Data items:
****************

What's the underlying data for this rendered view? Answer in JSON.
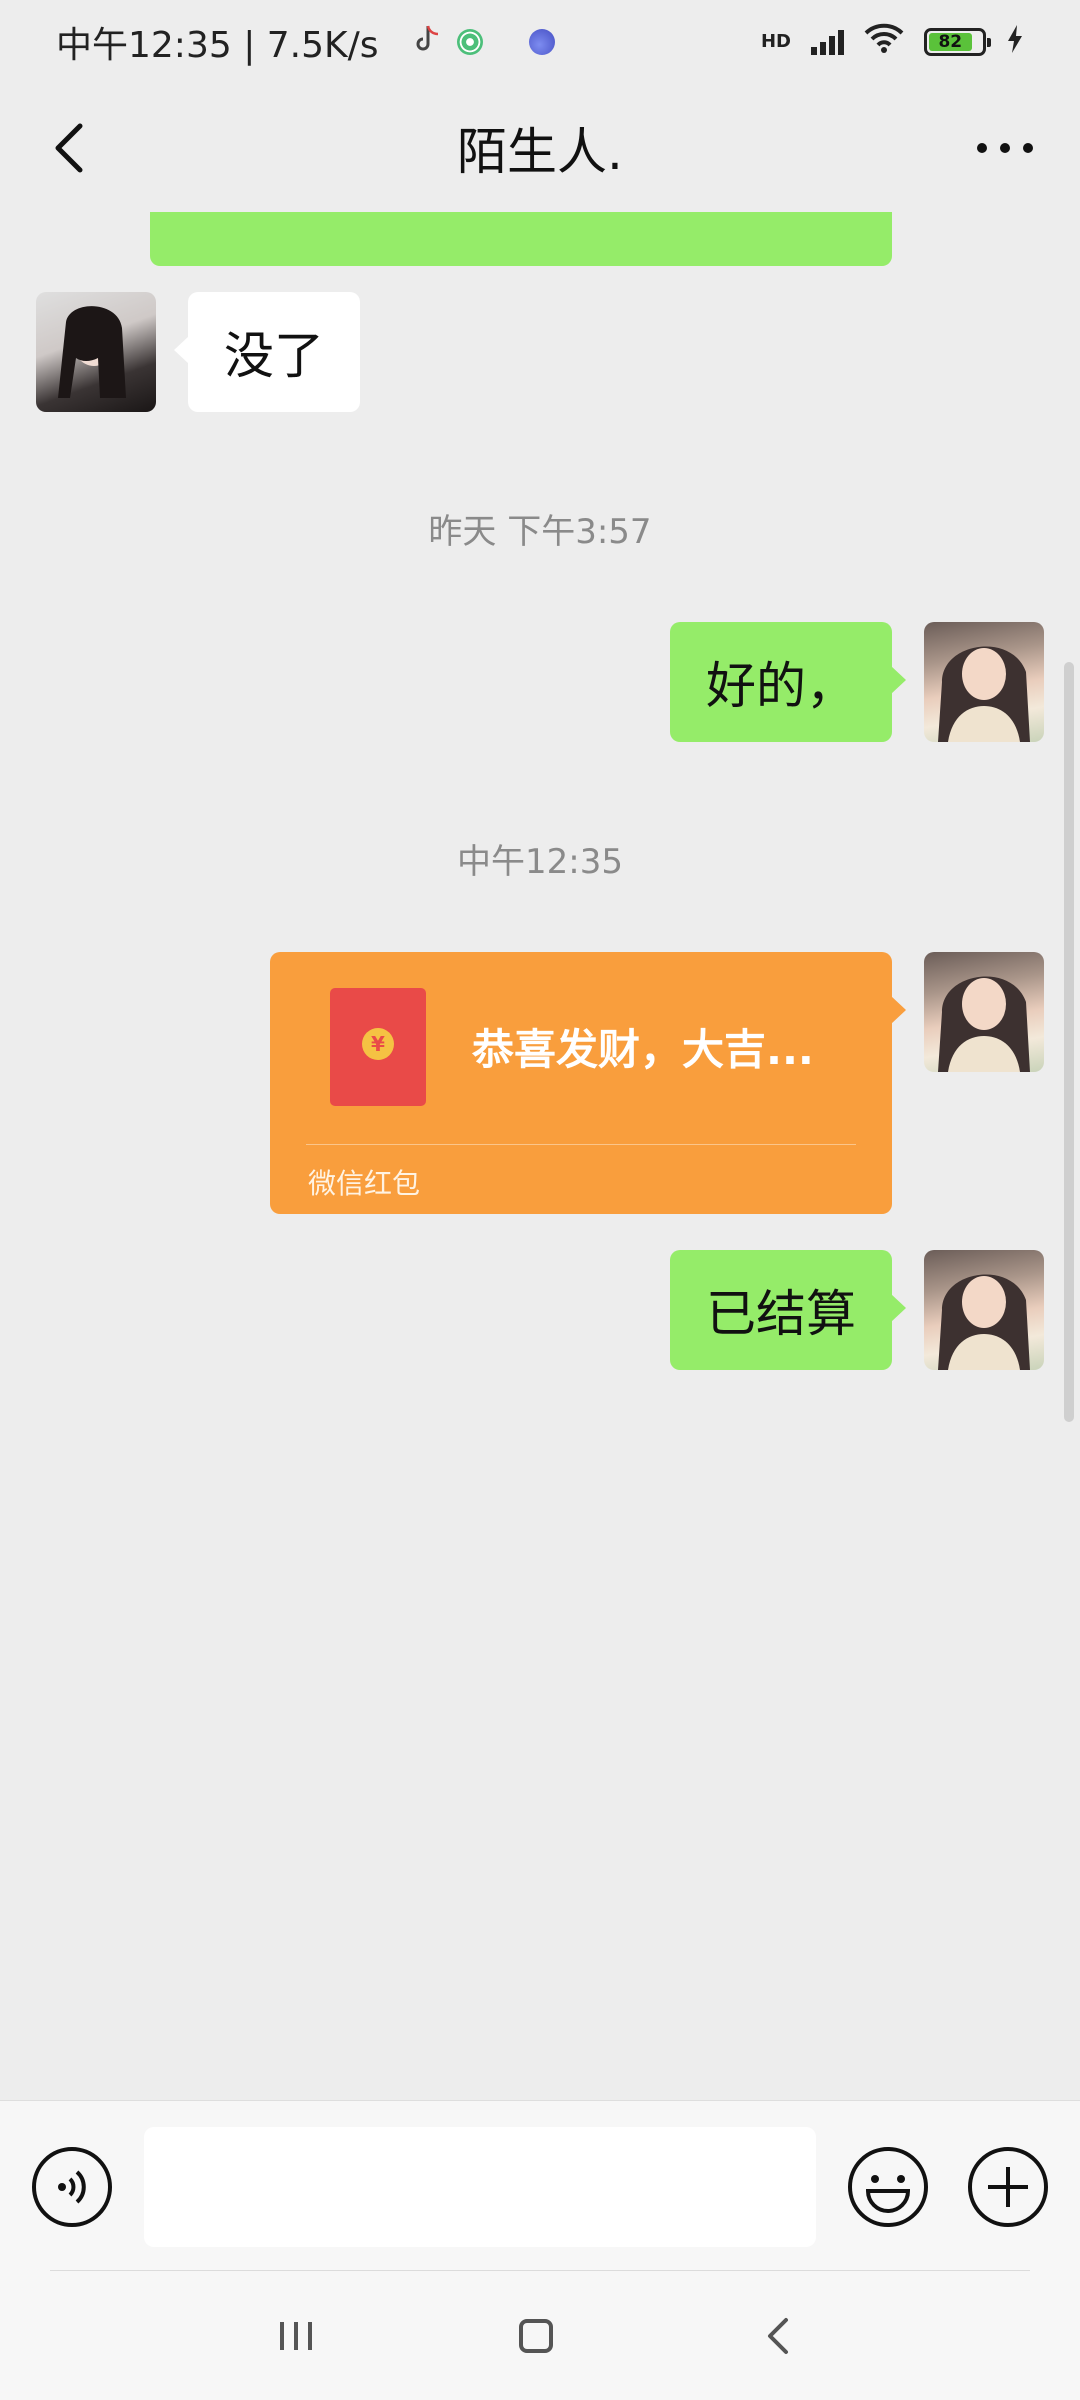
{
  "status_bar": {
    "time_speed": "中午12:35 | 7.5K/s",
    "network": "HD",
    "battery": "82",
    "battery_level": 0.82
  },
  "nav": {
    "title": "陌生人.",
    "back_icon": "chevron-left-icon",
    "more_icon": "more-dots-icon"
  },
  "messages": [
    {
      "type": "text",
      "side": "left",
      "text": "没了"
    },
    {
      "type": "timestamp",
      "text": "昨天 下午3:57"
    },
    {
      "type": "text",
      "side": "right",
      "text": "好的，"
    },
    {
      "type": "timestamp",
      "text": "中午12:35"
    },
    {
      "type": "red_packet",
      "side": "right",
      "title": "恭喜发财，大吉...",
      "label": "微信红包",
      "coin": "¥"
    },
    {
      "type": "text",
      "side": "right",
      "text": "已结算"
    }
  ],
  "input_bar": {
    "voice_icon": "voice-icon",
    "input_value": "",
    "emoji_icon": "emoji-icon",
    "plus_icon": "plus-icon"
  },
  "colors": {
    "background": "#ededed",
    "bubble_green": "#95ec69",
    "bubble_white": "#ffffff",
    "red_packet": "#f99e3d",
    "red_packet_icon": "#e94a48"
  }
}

****************

Problem description
Output every entry word for word, but omit the pictures.

Written solution
What's the underlying data for this rendered view? Answer in JSON.
{
  "status_bar": {
    "time_speed": "中午12:35 | 7.5K/s",
    "network": "HD",
    "battery": "82",
    "battery_level": 0.82
  },
  "nav": {
    "title": "陌生人.",
    "back_icon": "chevron-left-icon",
    "more_icon": "more-dots-icon"
  },
  "messages": [
    {
      "type": "text",
      "side": "left",
      "text": "没了"
    },
    {
      "type": "timestamp",
      "text": "昨天 下午3:57"
    },
    {
      "type": "text",
      "side": "right",
      "text": "好的，"
    },
    {
      "type": "timestamp",
      "text": "中午12:35"
    },
    {
      "type": "red_packet",
      "side": "right",
      "title": "恭喜发财，大吉...",
      "label": "微信红包",
      "coin": "¥"
    },
    {
      "type": "text",
      "side": "right",
      "text": "已结算"
    }
  ],
  "input_bar": {
    "voice_icon": "voice-icon",
    "input_value": "",
    "emoji_icon": "emoji-icon",
    "plus_icon": "plus-icon"
  },
  "colors": {
    "background": "#ededed",
    "bubble_green": "#95ec69",
    "bubble_white": "#ffffff",
    "red_packet": "#f99e3d",
    "red_packet_icon": "#e94a48"
  }
}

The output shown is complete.